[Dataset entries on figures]
***
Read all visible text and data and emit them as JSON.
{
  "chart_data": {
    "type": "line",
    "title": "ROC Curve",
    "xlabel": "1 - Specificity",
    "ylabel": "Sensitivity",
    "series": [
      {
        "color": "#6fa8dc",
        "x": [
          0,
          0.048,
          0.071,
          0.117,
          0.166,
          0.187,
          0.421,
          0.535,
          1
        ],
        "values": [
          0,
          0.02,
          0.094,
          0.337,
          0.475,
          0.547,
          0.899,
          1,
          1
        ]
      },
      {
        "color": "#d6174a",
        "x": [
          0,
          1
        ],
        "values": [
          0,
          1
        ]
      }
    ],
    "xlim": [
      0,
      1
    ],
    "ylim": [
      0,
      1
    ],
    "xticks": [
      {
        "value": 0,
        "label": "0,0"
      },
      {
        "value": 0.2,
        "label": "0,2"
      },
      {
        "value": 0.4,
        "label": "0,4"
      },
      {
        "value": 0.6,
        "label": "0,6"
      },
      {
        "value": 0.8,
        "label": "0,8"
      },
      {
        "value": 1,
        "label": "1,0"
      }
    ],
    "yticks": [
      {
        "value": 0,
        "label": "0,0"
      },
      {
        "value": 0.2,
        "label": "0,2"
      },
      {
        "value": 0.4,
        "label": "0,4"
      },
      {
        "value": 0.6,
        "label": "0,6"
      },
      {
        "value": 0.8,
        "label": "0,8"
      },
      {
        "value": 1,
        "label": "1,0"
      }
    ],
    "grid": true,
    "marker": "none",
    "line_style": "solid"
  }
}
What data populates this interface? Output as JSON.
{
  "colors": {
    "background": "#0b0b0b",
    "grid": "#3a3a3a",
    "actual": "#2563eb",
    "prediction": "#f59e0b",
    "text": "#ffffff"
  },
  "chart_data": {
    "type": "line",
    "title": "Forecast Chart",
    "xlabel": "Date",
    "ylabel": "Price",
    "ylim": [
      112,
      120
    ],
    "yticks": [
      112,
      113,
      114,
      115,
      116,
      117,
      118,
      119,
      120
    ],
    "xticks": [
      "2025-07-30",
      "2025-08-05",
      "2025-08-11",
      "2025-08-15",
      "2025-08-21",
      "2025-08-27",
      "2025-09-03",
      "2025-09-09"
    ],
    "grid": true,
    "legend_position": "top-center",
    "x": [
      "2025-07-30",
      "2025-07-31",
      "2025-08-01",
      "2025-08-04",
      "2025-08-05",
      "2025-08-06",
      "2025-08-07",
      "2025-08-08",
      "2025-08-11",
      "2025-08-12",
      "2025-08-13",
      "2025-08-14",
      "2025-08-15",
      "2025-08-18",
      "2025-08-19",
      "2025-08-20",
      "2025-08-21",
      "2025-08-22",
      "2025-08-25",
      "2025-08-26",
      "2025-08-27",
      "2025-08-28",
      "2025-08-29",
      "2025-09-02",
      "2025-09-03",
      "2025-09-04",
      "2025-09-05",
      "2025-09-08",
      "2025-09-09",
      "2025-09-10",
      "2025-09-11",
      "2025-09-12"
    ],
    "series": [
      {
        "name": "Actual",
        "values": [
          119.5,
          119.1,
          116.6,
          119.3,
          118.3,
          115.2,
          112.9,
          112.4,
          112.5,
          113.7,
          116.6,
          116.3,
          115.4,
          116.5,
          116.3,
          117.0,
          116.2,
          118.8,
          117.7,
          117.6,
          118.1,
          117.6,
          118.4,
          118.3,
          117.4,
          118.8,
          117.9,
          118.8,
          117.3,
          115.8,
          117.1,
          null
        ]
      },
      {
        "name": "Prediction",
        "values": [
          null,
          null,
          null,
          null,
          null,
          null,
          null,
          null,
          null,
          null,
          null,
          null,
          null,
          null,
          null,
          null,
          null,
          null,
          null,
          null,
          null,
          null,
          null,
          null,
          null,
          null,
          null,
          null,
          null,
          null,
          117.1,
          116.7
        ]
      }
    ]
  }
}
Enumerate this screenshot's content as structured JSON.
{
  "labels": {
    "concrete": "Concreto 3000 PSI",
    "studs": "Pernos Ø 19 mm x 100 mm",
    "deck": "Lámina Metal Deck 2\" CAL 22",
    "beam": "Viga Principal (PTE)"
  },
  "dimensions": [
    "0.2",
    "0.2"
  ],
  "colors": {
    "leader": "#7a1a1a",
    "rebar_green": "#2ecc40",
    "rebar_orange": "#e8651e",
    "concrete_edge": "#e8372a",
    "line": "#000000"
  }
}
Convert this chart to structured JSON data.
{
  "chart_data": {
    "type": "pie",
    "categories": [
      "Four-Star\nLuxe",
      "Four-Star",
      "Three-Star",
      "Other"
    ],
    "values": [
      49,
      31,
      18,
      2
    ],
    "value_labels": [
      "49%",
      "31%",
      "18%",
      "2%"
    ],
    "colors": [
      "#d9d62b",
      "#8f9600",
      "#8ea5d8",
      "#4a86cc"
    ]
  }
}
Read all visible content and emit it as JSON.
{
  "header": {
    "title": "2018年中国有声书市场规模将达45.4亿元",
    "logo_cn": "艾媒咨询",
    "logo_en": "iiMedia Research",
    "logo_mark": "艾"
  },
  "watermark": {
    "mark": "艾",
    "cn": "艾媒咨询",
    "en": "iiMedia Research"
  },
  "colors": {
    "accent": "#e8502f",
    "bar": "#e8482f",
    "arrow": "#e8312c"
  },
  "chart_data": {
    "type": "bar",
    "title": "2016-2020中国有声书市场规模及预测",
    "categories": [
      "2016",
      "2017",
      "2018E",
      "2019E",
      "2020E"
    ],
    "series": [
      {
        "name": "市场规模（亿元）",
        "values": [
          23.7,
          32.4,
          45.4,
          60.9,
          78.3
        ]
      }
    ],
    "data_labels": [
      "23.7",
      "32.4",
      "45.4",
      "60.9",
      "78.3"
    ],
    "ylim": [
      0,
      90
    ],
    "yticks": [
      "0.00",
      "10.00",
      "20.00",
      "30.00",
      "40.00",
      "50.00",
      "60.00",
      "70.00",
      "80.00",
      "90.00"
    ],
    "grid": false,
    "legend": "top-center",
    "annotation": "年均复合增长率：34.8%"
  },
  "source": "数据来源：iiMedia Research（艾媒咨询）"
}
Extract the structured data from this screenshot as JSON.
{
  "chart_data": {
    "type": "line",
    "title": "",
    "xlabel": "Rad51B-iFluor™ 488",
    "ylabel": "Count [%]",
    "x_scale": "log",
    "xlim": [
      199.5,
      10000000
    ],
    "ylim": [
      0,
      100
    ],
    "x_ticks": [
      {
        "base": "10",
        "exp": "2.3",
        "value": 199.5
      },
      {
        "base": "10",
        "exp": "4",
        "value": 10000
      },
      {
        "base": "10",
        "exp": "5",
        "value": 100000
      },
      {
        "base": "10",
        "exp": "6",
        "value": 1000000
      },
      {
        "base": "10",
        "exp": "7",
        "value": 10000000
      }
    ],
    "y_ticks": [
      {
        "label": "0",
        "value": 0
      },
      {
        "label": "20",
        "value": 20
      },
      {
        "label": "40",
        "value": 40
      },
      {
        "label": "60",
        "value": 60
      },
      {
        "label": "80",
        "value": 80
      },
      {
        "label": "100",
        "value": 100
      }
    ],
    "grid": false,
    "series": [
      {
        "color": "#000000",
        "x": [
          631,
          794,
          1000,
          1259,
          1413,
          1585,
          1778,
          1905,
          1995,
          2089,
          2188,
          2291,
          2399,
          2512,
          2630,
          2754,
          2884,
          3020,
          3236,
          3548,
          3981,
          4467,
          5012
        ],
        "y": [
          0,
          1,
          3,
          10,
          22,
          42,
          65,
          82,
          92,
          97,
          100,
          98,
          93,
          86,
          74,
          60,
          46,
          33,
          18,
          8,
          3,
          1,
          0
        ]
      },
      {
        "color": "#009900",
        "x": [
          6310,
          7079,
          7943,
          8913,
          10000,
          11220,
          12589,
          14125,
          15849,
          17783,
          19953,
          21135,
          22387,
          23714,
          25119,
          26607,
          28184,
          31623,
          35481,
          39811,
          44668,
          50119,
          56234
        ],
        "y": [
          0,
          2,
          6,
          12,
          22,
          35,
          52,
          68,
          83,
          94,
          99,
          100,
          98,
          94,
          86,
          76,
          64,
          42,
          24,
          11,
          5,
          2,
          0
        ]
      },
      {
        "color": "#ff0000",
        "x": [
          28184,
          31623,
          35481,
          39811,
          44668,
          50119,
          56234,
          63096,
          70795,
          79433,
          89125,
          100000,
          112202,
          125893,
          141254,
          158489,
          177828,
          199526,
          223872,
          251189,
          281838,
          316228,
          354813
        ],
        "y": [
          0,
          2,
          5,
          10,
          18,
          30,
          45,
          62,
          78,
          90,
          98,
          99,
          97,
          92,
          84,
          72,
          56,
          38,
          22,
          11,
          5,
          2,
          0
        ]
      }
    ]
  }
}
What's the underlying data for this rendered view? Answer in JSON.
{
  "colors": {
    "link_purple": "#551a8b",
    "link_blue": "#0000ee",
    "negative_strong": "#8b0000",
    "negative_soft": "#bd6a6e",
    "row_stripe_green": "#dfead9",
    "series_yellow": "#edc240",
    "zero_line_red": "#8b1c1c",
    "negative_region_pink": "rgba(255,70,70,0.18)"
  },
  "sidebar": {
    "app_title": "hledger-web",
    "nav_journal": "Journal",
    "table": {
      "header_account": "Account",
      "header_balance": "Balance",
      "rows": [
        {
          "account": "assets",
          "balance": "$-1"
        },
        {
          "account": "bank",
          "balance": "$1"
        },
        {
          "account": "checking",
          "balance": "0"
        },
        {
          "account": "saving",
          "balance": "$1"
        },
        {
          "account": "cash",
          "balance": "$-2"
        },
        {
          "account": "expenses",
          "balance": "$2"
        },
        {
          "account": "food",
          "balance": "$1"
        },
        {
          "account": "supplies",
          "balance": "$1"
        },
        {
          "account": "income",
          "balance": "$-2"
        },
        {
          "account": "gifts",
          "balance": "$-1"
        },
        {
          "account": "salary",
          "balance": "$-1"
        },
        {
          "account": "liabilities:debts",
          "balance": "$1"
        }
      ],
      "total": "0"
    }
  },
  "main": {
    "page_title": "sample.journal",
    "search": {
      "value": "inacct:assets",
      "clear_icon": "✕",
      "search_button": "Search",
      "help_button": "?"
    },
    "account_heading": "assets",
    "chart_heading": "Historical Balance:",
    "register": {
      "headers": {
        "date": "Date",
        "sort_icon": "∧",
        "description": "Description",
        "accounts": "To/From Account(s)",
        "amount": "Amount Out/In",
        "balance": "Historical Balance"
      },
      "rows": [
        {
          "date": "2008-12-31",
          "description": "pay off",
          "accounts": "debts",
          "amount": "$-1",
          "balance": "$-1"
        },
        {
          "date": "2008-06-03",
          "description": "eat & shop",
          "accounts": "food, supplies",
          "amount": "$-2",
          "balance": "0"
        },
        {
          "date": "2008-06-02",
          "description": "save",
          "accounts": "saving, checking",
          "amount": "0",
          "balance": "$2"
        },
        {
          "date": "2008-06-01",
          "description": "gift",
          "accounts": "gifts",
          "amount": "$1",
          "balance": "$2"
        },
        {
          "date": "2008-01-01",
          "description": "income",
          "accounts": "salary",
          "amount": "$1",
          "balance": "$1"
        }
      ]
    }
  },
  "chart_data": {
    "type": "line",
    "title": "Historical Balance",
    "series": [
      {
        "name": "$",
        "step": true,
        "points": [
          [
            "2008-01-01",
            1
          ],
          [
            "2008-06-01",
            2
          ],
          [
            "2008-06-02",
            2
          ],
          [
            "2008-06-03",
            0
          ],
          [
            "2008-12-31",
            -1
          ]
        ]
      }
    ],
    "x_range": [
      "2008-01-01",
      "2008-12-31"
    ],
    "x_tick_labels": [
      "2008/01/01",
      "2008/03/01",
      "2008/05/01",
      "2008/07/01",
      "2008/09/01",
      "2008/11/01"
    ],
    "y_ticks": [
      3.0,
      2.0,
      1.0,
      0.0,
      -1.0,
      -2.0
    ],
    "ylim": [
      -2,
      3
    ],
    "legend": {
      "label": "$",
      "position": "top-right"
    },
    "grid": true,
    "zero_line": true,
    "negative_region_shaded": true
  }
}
***
## The exercise
Your answer should be one number: how many lines of the listing include the word "center".

## Response to the exercise
2